PROBLEM TO WORK ON:
Pick out and copy every line below that has the word "TARİHLİ".

DATASET EXTRACT:
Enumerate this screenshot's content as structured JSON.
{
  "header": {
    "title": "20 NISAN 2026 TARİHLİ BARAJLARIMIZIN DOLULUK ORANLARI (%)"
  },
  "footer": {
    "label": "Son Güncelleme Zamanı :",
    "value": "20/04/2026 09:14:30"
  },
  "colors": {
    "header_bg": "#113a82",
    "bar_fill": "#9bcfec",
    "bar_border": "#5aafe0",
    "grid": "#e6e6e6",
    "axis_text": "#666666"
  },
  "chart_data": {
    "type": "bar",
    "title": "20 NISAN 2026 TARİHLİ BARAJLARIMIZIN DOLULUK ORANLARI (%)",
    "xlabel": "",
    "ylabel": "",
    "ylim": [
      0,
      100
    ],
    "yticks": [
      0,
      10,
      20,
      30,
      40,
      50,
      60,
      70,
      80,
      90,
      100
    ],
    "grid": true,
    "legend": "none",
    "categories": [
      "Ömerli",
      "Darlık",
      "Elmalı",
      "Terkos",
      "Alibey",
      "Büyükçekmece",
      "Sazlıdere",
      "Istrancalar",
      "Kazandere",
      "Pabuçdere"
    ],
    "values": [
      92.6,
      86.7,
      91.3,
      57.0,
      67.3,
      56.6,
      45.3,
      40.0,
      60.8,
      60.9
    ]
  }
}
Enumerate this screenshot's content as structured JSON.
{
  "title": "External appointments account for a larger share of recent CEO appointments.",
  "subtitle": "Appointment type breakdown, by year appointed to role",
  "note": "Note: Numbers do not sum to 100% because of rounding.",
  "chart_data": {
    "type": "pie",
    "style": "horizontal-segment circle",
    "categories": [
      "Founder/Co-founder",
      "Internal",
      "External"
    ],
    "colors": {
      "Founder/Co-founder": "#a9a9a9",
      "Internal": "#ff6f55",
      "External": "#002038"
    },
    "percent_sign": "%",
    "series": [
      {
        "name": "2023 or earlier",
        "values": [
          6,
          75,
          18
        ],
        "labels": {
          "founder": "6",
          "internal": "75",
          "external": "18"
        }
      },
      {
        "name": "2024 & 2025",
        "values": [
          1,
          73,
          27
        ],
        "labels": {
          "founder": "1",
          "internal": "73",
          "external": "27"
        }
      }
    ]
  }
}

ANSWER TO THE PROBLEM:
    "title": "20 NISAN 2026 TARİHLİ BARAJLARIMIZIN DOLULUK ORANLARI (%)"
    "title": "20 NISAN 2026 TARİHLİ BARAJLARIMIZIN DOLULUK ORANLARI (%)",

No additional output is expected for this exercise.